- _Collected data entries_
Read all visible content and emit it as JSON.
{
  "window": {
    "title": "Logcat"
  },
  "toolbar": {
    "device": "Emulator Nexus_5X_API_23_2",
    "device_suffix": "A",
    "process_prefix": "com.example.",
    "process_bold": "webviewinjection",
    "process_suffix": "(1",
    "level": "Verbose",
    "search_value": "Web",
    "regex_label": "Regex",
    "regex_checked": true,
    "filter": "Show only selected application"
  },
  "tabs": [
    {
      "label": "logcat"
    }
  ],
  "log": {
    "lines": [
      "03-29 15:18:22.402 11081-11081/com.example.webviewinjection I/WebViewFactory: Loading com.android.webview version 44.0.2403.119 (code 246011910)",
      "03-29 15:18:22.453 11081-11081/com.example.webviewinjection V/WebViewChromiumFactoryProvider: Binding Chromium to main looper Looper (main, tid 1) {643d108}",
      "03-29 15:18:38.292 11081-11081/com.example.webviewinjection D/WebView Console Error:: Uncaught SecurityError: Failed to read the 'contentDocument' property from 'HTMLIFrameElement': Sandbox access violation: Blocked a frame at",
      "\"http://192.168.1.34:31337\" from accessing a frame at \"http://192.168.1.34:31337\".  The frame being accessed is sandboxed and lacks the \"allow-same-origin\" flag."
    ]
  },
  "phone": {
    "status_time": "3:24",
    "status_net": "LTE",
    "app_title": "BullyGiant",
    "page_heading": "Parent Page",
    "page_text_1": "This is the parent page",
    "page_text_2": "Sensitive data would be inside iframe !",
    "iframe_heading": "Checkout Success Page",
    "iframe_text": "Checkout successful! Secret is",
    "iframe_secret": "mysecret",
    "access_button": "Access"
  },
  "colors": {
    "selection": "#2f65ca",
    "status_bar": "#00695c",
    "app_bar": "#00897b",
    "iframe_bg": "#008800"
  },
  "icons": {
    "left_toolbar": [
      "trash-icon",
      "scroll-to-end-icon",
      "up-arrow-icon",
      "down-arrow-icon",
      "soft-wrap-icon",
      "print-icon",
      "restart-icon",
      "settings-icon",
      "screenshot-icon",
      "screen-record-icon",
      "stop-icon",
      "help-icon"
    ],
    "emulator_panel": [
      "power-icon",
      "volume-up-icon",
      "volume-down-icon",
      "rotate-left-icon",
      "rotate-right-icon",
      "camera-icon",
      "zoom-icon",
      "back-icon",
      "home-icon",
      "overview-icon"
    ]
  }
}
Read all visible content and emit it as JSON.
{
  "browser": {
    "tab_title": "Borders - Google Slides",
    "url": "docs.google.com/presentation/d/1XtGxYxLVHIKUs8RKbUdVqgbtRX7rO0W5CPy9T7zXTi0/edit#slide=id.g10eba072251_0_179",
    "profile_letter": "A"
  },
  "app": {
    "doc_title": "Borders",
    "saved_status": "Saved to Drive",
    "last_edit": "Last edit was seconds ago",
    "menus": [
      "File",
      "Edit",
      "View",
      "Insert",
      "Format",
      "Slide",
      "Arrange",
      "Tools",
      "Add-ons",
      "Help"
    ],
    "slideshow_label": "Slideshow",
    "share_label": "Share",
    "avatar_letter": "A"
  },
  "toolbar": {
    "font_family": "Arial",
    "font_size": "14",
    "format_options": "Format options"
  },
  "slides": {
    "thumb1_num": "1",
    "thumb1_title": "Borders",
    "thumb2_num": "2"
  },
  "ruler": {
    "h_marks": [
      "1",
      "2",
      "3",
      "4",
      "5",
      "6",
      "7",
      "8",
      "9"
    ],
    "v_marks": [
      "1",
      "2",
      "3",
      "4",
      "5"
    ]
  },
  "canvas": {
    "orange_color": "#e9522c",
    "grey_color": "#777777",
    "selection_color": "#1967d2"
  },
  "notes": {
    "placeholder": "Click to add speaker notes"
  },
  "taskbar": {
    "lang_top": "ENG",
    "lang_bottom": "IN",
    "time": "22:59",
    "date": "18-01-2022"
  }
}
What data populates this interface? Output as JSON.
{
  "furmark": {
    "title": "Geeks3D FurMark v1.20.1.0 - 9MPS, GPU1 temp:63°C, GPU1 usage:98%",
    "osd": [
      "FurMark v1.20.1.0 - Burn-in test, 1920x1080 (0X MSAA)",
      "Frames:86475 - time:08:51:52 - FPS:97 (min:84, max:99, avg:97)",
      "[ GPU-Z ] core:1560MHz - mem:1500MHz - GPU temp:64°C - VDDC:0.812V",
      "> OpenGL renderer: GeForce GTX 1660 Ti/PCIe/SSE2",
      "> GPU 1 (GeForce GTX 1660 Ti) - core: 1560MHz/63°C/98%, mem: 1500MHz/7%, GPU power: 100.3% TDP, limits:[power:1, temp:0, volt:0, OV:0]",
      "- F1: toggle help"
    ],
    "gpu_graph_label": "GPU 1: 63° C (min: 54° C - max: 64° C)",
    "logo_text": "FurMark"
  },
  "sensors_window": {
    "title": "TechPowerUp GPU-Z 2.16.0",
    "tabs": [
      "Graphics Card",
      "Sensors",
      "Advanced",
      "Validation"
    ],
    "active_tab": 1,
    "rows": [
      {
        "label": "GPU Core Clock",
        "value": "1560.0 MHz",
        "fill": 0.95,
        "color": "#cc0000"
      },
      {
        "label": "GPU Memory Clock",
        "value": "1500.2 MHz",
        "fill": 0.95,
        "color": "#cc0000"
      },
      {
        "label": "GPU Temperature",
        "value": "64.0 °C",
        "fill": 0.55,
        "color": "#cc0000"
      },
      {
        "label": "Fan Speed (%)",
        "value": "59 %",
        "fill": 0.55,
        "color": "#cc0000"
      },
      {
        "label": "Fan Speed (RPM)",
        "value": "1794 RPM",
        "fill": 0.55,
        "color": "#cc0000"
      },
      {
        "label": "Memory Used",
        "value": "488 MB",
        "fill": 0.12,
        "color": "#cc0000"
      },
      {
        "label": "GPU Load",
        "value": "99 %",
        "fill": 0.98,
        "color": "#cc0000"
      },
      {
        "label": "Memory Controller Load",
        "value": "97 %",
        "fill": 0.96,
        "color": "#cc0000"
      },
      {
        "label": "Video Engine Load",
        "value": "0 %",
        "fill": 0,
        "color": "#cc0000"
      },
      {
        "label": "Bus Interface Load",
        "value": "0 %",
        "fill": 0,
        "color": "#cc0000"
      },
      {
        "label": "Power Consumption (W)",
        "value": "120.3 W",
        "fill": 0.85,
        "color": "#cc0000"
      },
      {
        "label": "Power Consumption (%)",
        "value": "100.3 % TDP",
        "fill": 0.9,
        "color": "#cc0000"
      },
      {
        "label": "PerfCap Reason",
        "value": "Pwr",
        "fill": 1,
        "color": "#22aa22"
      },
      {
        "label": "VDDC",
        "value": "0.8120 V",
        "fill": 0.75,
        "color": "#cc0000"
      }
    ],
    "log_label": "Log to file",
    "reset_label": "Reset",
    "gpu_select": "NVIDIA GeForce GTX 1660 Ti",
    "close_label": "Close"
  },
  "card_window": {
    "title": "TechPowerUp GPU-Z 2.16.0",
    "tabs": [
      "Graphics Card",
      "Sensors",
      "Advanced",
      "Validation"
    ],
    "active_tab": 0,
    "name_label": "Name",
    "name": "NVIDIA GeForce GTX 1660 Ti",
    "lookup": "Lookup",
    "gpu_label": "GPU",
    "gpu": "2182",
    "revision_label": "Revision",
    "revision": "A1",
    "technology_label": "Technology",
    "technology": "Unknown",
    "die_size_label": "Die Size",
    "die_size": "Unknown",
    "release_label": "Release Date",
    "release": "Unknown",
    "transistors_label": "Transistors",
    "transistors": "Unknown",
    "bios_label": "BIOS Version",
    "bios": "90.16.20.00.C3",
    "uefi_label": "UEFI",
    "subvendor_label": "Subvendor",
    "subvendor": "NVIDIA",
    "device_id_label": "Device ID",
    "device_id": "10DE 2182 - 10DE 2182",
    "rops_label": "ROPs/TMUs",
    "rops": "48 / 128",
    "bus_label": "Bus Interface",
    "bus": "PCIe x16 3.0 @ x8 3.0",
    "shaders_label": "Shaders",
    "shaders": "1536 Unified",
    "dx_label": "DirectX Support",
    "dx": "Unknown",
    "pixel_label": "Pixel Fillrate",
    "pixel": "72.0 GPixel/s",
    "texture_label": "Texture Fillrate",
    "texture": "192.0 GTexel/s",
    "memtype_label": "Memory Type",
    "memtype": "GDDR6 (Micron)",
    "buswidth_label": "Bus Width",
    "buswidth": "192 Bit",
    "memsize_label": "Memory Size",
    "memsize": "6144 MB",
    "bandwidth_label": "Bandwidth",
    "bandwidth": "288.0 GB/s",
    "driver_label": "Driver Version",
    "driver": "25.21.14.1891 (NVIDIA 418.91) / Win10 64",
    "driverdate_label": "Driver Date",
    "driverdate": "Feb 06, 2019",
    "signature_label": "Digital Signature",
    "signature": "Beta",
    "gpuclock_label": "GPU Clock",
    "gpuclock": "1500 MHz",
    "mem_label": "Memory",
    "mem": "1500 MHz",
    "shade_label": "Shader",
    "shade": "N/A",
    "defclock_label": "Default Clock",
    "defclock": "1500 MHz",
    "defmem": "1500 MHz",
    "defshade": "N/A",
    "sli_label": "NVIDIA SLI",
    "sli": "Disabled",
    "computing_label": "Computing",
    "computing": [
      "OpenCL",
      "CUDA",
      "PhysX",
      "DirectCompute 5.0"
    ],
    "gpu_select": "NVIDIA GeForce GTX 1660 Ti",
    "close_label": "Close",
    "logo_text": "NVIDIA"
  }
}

- _Instruction_
Work out how many lines of the listing above include the word "NVIDIA". Reply with nothing but the count.

- _Reply_
7